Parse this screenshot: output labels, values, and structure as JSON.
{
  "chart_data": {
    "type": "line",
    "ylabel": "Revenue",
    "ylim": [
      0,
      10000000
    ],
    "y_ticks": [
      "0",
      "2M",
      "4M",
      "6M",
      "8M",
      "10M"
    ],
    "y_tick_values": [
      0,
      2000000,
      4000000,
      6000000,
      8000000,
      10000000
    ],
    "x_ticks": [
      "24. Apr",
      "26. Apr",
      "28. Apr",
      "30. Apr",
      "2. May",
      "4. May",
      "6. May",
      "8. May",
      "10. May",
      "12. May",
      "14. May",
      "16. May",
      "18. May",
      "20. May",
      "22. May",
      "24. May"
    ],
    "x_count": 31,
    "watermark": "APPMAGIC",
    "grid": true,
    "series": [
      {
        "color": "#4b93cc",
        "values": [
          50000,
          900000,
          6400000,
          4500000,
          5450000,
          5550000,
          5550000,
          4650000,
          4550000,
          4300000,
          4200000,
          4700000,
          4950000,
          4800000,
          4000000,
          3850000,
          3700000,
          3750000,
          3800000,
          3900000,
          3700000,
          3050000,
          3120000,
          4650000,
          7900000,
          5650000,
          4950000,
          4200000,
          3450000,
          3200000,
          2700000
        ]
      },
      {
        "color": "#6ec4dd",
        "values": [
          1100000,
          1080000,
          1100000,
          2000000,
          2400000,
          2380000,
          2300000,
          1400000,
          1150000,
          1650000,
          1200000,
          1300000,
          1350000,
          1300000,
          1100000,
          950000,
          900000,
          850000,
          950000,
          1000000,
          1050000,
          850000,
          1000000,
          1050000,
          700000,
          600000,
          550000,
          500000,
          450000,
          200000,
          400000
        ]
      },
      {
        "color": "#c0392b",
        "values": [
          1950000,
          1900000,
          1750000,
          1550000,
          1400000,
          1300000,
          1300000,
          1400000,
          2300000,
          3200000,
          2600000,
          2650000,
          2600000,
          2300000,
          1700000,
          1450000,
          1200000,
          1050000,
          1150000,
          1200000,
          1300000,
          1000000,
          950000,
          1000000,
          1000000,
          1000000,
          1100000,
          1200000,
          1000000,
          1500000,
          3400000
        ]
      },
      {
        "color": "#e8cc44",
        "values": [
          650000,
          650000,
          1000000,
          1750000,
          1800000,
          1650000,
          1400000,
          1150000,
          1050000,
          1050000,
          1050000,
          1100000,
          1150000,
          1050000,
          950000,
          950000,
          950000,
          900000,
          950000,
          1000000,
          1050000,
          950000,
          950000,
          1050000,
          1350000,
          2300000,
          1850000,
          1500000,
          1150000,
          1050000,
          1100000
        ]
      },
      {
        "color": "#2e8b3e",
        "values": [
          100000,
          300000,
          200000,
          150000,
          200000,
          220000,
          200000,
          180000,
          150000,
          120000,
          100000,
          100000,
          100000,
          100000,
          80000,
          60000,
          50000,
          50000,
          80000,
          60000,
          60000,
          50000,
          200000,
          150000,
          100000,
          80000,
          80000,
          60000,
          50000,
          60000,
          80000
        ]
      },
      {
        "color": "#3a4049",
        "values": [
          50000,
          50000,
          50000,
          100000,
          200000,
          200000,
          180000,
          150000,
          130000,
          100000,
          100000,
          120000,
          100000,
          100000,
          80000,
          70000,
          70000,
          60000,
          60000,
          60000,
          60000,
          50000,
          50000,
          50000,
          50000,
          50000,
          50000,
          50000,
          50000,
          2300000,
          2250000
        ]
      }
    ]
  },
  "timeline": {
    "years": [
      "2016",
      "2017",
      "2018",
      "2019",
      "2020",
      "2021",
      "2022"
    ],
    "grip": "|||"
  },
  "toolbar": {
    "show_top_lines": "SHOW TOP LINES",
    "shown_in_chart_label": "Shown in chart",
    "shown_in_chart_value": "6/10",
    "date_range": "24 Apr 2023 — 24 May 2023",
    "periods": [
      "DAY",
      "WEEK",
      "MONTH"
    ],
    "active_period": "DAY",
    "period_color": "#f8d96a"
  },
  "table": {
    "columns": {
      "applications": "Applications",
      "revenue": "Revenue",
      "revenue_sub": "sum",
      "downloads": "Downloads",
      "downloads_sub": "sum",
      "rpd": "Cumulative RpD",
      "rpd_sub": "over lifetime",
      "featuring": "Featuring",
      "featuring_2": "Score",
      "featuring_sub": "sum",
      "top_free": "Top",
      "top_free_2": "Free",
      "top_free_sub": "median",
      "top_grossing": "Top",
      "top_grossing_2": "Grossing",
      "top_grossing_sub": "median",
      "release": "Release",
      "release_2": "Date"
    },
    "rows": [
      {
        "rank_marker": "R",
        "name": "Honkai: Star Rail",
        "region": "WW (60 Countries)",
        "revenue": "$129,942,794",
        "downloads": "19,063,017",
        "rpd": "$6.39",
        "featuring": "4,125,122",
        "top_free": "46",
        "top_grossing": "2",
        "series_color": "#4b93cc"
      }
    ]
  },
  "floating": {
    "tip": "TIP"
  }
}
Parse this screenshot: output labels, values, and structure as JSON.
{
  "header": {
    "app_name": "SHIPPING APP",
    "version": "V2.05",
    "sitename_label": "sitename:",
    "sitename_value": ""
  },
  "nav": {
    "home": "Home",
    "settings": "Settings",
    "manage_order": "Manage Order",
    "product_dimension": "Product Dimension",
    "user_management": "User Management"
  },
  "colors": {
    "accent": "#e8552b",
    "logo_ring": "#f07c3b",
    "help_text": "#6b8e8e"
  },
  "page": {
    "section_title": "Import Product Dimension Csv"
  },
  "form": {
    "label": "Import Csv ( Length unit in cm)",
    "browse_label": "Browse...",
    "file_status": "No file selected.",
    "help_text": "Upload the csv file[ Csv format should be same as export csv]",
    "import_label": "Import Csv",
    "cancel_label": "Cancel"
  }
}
+++++
Extract each line from the entries above that contains the string "median".

      "top_free_sub": "median",
      "top_grossing_sub": "median",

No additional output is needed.